▶ [What this task involves]: Each line containing the word "JSON" needs to be copied.

*** Provided entries

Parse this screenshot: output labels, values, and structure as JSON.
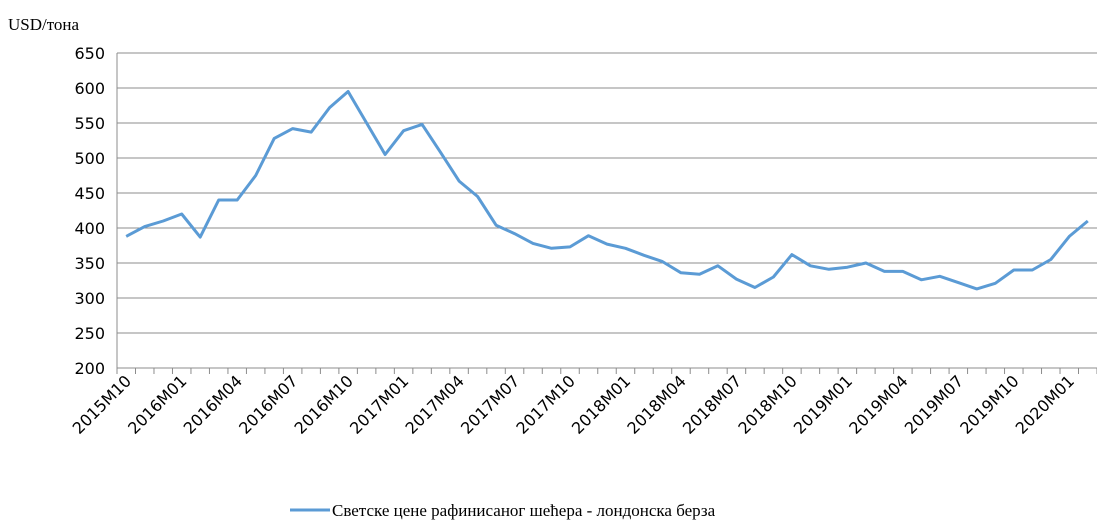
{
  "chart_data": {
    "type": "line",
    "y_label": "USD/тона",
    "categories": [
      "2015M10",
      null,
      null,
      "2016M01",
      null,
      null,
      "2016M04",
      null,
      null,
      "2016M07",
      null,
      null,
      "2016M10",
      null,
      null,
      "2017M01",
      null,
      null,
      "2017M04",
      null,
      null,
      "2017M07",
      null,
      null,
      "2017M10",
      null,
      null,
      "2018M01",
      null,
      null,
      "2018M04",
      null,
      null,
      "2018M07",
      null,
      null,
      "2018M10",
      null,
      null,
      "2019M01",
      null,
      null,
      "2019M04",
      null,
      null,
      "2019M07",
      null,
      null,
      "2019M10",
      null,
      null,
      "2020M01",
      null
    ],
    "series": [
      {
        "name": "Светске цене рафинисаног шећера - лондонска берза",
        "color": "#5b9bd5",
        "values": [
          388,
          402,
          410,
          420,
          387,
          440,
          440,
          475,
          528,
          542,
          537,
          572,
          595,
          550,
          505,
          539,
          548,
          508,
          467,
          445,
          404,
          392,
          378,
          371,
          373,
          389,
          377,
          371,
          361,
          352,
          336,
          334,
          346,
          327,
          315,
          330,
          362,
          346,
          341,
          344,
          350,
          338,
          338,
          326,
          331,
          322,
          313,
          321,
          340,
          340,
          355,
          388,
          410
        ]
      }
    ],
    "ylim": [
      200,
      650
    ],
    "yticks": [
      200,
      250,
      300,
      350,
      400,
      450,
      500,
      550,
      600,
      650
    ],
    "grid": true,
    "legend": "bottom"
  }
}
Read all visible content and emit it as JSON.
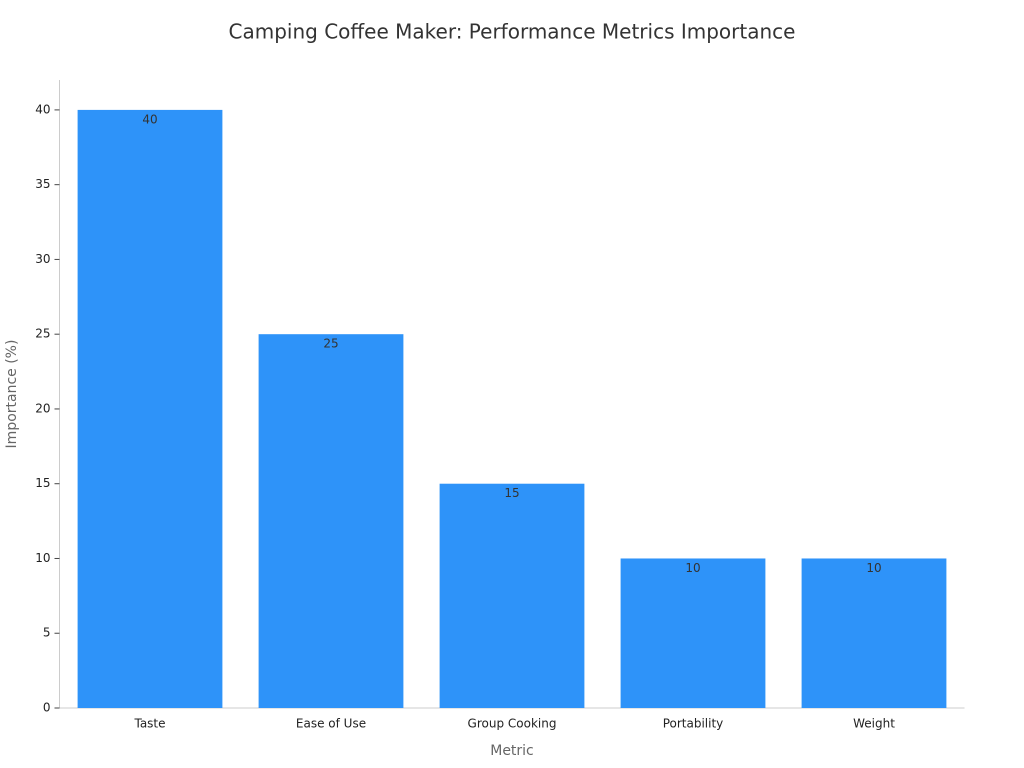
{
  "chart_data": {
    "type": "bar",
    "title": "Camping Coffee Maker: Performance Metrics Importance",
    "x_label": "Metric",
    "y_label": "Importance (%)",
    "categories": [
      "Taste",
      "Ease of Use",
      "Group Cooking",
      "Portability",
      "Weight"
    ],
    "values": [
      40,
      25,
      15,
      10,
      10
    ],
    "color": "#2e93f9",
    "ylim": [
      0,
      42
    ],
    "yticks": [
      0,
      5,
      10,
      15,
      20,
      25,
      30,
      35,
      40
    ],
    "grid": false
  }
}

******

▶ [The response]:
Parse this screenshot: output labels, values, and structure as JSON.
Read all visible content and emit it as JSON.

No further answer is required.